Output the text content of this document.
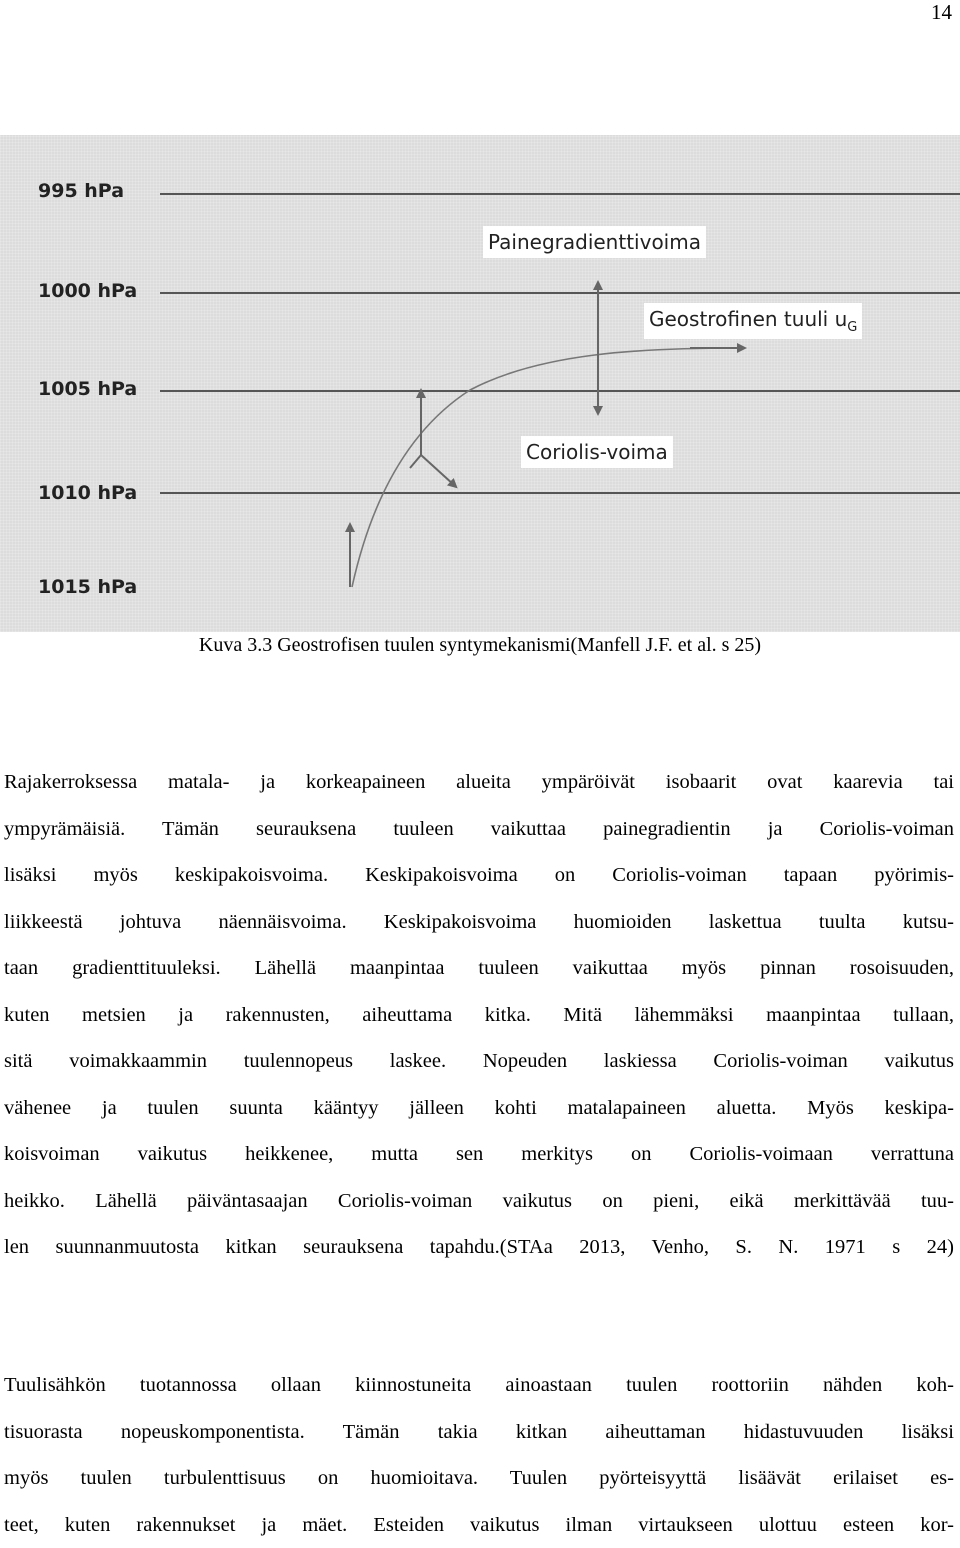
14
995 hPa
1000 hPa
1005 hPa
1010 hPa
1015 hPa
Painegradienttivoima
Geostrofinen tuuli $u_G$
Coriolis-voima
Kuva 3.3 Geostrofisen tuulen syntymekanismi(Manfell J.F. et al. s 25)
Rajakerroksessa matala- ja korkeapaineen alueita ympäröivät isobaarit ovat kaarevia tai
ympyrämäisiä. Tämän seurauksena tuuleen vaikuttaa painegradientin ja Coriolis-voiman
lisäksi myös keskipakoisvoima. Keskipakoisvoima on Coriolis-voiman tapaan pyörimis-
liikkeestä johtuva näennäisvoima. Keskipakoisvoima huomioiden laskettua tuulta kutsu-
taan gradienttituuleksi. Lähellä maanpintaa tuuleen vaikuttaa myös pinnan rosoisuuden,
kuten metsien ja rakennusten, aiheuttama kitka. Mitä lähemmäksi maanpintaa tullaan,
sitä voimakkaammin tuulennopeus laskee. Nopeuden laskiessa Coriolis-voiman vaikutus
vähenee ja tuulen suunta kääntyy jälleen kohti matalapaineen aluetta. Myös keskipa-
koisvoiman vaikutus heikkenee, mutta sen merkitys on Coriolis-voimaan verrattuna
heikko. Lähellä päiväntasaajan Coriolis-voiman vaikutus on pieni, eikä merkittävää tuu-
len suunnanmuutosta kitkan seurauksena tapahdu.(STAa 2013, Venho, S. N. 1971 s 24)
Tuulisähkön tuotannossa ollaan kiinnostuneita ainoastaan tuulen roottoriin nähden koh-
tisuorasta nopeuskomponentista. Tämän takia kitkan aiheuttaman hidastuvuuden lisäksi
myös tuulen turbulenttisuus on huomioitava. Tuulen pyörteisyyttä lisäävät erilaiset es-
teet, kuten rakennukset ja mäet. Esteiden vaikutus ilman virtaukseen ulottuu esteen kor-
* * * * * * * * *
What to work on:
Pictures in the records must not appear in the copy; transcribe everything else precisely.

Full output:
Output the text content of this document.
14
995 hPa
1000 hPa
1005 hPa
1010 hPa
1015 hPa
Painegradienttivoima
Geostrofinen tuuli $u_G$
Coriolis-voima
Kuva 3.3 Geostrofisen tuulen syntymekanismi(Manfell J.F. et al. s 25)
Rajakerroksessa matala- ja korkeapaineen alueita ympäröivät isobaarit ovat kaarevia tai
ympyrämäisiä. Tämän seurauksena tuuleen vaikuttaa painegradientin ja Coriolis-voiman
lisäksi myös keskipakoisvoima. Keskipakoisvoima on Coriolis-voiman tapaan pyörimis-
liikkeestä johtuva näennäisvoima. Keskipakoisvoima huomioiden laskettua tuulta kutsu-
taan gradienttituuleksi. Lähellä maanpintaa tuuleen vaikuttaa myös pinnan rosoisuuden,
kuten metsien ja rakennusten, aiheuttama kitka. Mitä lähemmäksi maanpintaa tullaan,
sitä voimakkaammin tuulennopeus laskee. Nopeuden laskiessa Coriolis-voiman vaikutus
vähenee ja tuulen suunta kääntyy jälleen kohti matalapaineen aluetta. Myös keskipa-
koisvoiman vaikutus heikkenee, mutta sen merkitys on Coriolis-voimaan verrattuna
heikko. Lähellä päiväntasaajan Coriolis-voiman vaikutus on pieni, eikä merkittävää tuu-
len suunnanmuutosta kitkan seurauksena tapahdu.(STAa 2013, Venho, S. N. 1971 s 24)
Tuulisähkön tuotannossa ollaan kiinnostuneita ainoastaan tuulen roottoriin nähden koh-
tisuorasta nopeuskomponentista. Tämän takia kitkan aiheuttaman hidastuvuuden lisäksi
myös tuulen turbulenttisuus on huomioitava. Tuulen pyörteisyyttä lisäävät erilaiset es-
teet, kuten rakennukset ja mäet. Esteiden vaikutus ilman virtaukseen ulottuu esteen kor-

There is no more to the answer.